- **Task details**
Copy out the listing exactly.

- **Entries**
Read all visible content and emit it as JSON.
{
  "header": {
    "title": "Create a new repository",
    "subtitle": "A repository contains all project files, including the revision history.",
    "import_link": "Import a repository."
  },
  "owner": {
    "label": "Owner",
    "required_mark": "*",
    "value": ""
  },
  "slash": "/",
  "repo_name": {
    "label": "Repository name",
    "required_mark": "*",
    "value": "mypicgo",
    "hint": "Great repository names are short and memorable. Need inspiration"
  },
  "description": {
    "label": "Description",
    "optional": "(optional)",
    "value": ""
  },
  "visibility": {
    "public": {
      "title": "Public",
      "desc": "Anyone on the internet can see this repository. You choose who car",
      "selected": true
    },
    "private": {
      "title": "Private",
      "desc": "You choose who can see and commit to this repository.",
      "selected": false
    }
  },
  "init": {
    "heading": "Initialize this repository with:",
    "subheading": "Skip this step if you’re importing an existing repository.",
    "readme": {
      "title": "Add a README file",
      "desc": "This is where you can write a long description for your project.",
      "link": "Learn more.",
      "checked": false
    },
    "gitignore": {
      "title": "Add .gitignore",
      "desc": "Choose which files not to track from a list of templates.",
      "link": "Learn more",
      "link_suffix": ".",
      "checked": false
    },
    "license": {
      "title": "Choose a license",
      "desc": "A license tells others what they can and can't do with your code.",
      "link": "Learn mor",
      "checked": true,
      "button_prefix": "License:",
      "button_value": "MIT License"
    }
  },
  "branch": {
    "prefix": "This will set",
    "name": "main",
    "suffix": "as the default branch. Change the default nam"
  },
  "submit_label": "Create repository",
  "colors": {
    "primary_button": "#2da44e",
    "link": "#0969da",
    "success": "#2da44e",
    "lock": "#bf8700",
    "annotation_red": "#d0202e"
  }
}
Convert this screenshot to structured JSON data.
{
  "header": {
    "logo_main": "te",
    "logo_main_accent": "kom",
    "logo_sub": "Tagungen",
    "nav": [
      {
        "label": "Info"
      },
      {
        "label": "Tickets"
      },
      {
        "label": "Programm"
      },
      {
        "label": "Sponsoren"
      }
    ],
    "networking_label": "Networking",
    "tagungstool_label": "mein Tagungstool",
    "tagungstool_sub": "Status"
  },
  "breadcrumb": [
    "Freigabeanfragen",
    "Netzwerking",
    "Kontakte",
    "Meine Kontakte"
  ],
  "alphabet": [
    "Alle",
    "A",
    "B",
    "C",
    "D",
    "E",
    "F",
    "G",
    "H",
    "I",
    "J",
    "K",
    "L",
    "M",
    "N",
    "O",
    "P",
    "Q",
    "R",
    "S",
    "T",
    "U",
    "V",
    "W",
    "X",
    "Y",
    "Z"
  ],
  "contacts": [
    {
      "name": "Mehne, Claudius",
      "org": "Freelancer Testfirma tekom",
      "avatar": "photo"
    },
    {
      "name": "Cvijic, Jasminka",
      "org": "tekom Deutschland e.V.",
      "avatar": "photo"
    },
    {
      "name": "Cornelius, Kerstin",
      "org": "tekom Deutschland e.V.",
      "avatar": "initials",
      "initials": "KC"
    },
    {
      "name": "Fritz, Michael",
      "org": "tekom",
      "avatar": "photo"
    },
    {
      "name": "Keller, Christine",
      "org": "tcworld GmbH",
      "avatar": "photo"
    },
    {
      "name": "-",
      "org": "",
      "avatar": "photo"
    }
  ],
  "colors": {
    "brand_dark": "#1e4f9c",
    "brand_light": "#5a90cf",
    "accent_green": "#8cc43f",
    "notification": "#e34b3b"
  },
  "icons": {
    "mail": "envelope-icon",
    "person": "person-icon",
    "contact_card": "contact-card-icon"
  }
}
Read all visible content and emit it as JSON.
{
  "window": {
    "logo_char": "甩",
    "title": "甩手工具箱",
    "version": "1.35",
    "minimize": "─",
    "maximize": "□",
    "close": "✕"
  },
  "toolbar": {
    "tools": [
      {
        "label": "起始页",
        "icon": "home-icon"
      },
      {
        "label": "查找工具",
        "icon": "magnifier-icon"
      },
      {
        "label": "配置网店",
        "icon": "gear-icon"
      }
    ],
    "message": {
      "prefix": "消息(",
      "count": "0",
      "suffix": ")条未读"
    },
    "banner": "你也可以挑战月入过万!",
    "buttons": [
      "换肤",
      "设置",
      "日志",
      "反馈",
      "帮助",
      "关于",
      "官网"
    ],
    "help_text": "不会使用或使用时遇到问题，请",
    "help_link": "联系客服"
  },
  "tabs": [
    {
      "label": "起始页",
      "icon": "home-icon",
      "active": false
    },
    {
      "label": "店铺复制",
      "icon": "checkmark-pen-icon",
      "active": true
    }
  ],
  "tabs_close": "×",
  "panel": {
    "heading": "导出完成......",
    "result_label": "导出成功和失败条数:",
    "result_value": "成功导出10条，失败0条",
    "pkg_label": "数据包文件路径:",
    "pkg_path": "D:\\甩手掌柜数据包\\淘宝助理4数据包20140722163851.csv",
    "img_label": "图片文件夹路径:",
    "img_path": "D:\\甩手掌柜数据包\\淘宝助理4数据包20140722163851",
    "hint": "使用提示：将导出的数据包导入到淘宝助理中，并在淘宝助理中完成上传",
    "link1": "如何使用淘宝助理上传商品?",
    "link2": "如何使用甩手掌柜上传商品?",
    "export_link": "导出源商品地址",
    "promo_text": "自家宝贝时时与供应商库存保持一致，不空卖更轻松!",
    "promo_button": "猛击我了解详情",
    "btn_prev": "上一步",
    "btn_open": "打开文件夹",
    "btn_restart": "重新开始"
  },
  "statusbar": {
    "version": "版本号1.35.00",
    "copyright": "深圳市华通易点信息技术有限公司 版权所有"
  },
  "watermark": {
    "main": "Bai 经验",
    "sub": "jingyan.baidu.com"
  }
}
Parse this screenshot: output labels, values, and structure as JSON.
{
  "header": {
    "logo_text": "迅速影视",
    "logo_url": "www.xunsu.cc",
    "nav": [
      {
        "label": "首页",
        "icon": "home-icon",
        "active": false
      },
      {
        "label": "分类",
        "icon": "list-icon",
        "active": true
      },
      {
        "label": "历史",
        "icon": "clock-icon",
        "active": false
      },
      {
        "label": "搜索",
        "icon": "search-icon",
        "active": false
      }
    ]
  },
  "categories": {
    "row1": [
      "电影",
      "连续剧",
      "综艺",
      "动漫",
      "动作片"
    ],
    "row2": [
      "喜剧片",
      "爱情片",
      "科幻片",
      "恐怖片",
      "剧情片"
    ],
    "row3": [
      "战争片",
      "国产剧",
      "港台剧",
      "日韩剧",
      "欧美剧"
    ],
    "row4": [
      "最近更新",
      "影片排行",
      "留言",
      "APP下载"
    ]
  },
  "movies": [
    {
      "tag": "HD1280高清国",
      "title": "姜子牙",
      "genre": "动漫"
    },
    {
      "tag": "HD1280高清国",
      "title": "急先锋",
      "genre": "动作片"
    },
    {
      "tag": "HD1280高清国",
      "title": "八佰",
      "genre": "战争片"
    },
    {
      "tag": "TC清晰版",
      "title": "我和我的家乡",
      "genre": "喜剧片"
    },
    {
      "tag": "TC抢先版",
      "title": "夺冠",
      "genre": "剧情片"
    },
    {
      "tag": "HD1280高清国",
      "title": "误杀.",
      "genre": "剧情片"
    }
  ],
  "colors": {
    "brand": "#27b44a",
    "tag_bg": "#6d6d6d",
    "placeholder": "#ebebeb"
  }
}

- **Worked answer**
Read all visible content and emit it as JSON.
{
  "header": {
    "title": "Create a new repository",
    "subtitle": "A repository contains all project files, including the revision history.",
    "import_link": "Import a repository."
  },
  "owner": {
    "label": "Owner",
    "required_mark": "*",
    "value": ""
  },
  "slash": "/",
  "repo_name": {
    "label": "Repository name",
    "required_mark": "*",
    "value": "mypicgo",
    "hint": "Great repository names are short and memorable. Need inspiration"
  },
  "description": {
    "label": "Description",
    "optional": "(optional)",
    "value": ""
  },
  "visibility": {
    "public": {
      "title": "Public",
      "desc": "Anyone on the internet can see this repository. You choose who car",
      "selected": true
    },
    "private": {
      "title": "Private",
      "desc": "You choose who can see and commit to this repository.",
      "selected": false
    }
  },
  "init": {
    "heading": "Initialize this repository with:",
    "subheading": "Skip this step if you’re importing an existing repository.",
    "readme": {
      "title": "Add a README file",
      "desc": "This is where you can write a long description for your project.",
      "link": "Learn more.",
      "checked": false
    },
    "gitignore": {
      "title": "Add .gitignore",
      "desc": "Choose which files not to track from a list of templates.",
      "link": "Learn more",
      "link_suffix": ".",
      "checked": false
    },
    "license": {
      "title": "Choose a license",
      "desc": "A license tells others what they can and can't do with your code.",
      "link": "Learn mor",
      "checked": true,
      "button_prefix": "License:",
      "button_value": "MIT License"
    }
  },
  "branch": {
    "prefix": "This will set",
    "name": "main",
    "suffix": "as the default branch. Change the default nam"
  },
  "submit_label": "Create repository",
  "colors": {
    "primary_button": "#2da44e",
    "link": "#0969da",
    "success": "#2da44e",
    "lock": "#bf8700",
    "annotation_red": "#d0202e"
  }
}
Convert this screenshot to structured JSON data.
{
  "header": {
    "logo_main": "te",
    "logo_main_accent": "kom",
    "logo_sub": "Tagungen",
    "nav": [
      {
        "label": "Info"
      },
      {
        "label": "Tickets"
      },
      {
        "label": "Programm"
      },
      {
        "label": "Sponsoren"
      }
    ],
    "networking_label": "Networking",
    "tagungstool_label": "mein Tagungstool",
    "tagungstool_sub": "Status"
  },
  "breadcrumb": [
    "Freigabeanfragen",
    "Netzwerking",
    "Kontakte",
    "Meine Kontakte"
  ],
  "alphabet": [
    "Alle",
    "A",
    "B",
    "C",
    "D",
    "E",
    "F",
    "G",
    "H",
    "I",
    "J",
    "K",
    "L",
    "M",
    "N",
    "O",
    "P",
    "Q",
    "R",
    "S",
    "T",
    "U",
    "V",
    "W",
    "X",
    "Y",
    "Z"
  ],
  "contacts": [
    {
      "name": "Mehne, Claudius",
      "org": "Freelancer Testfirma tekom",
      "avatar": "photo"
    },
    {
      "name": "Cvijic, Jasminka",
      "org": "tekom Deutschland e.V.",
      "avatar": "photo"
    },
    {
      "name": "Cornelius, Kerstin",
      "org": "tekom Deutschland e.V.",
      "avatar": "initials",
      "initials": "KC"
    },
    {
      "name": "Fritz, Michael",
      "org": "tekom",
      "avatar": "photo"
    },
    {
      "name": "Keller, Christine",
      "org": "tcworld GmbH",
      "avatar": "photo"
    },
    {
      "name": "-",
      "org": "",
      "avatar": "photo"
    }
  ],
  "colors": {
    "brand_dark": "#1e4f9c",
    "brand_light": "#5a90cf",
    "accent_green": "#8cc43f",
    "notification": "#e34b3b"
  },
  "icons": {
    "mail": "envelope-icon",
    "person": "person-icon",
    "contact_card": "contact-card-icon"
  }
}
Read all visible content and emit it as JSON.
{
  "window": {
    "logo_char": "甩",
    "title": "甩手工具箱",
    "version": "1.35",
    "minimize": "─",
    "maximize": "□",
    "close": "✕"
  },
  "toolbar": {
    "tools": [
      {
        "label": "起始页",
        "icon": "home-icon"
      },
      {
        "label": "查找工具",
        "icon": "magnifier-icon"
      },
      {
        "label": "配置网店",
        "icon": "gear-icon"
      }
    ],
    "message": {
      "prefix": "消息(",
      "count": "0",
      "suffix": ")条未读"
    },
    "banner": "你也可以挑战月入过万!",
    "buttons": [
      "换肤",
      "设置",
      "日志",
      "反馈",
      "帮助",
      "关于",
      "官网"
    ],
    "help_text": "不会使用或使用时遇到问题，请",
    "help_link": "联系客服"
  },
  "tabs": [
    {
      "label": "起始页",
      "icon": "home-icon",
      "active": false
    },
    {
      "label": "店铺复制",
      "icon": "checkmark-pen-icon",
      "active": true
    }
  ],
  "tabs_close": "×",
  "panel": {
    "heading": "导出完成......",
    "result_label": "导出成功和失败条数:",
    "result_value": "成功导出10条，失败0条",
    "pkg_label": "数据包文件路径:",
    "pkg_path": "D:\\甩手掌柜数据包\\淘宝助理4数据包20140722163851.csv",
    "img_label": "图片文件夹路径:",
    "img_path": "D:\\甩手掌柜数据包\\淘宝助理4数据包20140722163851",
    "hint": "使用提示：将导出的数据包导入到淘宝助理中，并在淘宝助理中完成上传",
    "link1": "如何使用淘宝助理上传商品?",
    "link2": "如何使用甩手掌柜上传商品?",
    "export_link": "导出源商品地址",
    "promo_text": "自家宝贝时时与供应商库存保持一致，不空卖更轻松!",
    "promo_button": "猛击我了解详情",
    "btn_prev": "上一步",
    "btn_open": "打开文件夹",
    "btn_restart": "重新开始"
  },
  "statusbar": {
    "version": "版本号1.35.00",
    "copyright": "深圳市华通易点信息技术有限公司 版权所有"
  },
  "watermark": {
    "main": "Bai 经验",
    "sub": "jingyan.baidu.com"
  }
}
Parse this screenshot: output labels, values, and structure as JSON.
{
  "header": {
    "logo_text": "迅速影视",
    "logo_url": "www.xunsu.cc",
    "nav": [
      {
        "label": "首页",
        "icon": "home-icon",
        "active": false
      },
      {
        "label": "分类",
        "icon": "list-icon",
        "active": true
      },
      {
        "label": "历史",
        "icon": "clock-icon",
        "active": false
      },
      {
        "label": "搜索",
        "icon": "search-icon",
        "active": false
      }
    ]
  },
  "categories": {
    "row1": [
      "电影",
      "连续剧",
      "综艺",
      "动漫",
      "动作片"
    ],
    "row2": [
      "喜剧片",
      "爱情片",
      "科幻片",
      "恐怖片",
      "剧情片"
    ],
    "row3": [
      "战争片",
      "国产剧",
      "港台剧",
      "日韩剧",
      "欧美剧"
    ],
    "row4": [
      "最近更新",
      "影片排行",
      "留言",
      "APP下载"
    ]
  },
  "movies": [
    {
      "tag": "HD1280高清国",
      "title": "姜子牙",
      "genre": "动漫"
    },
    {
      "tag": "HD1280高清国",
      "title": "急先锋",
      "genre": "动作片"
    },
    {
      "tag": "HD1280高清国",
      "title": "八佰",
      "genre": "战争片"
    },
    {
      "tag": "TC清晰版",
      "title": "我和我的家乡",
      "genre": "喜剧片"
    },
    {
      "tag": "TC抢先版",
      "title": "夺冠",
      "genre": "剧情片"
    },
    {
      "tag": "HD1280高清国",
      "title": "误杀.",
      "genre": "剧情片"
    }
  ],
  "colors": {
    "brand": "#27b44a",
    "tag_bg": "#6d6d6d",
    "placeholder": "#ebebeb"
  }
}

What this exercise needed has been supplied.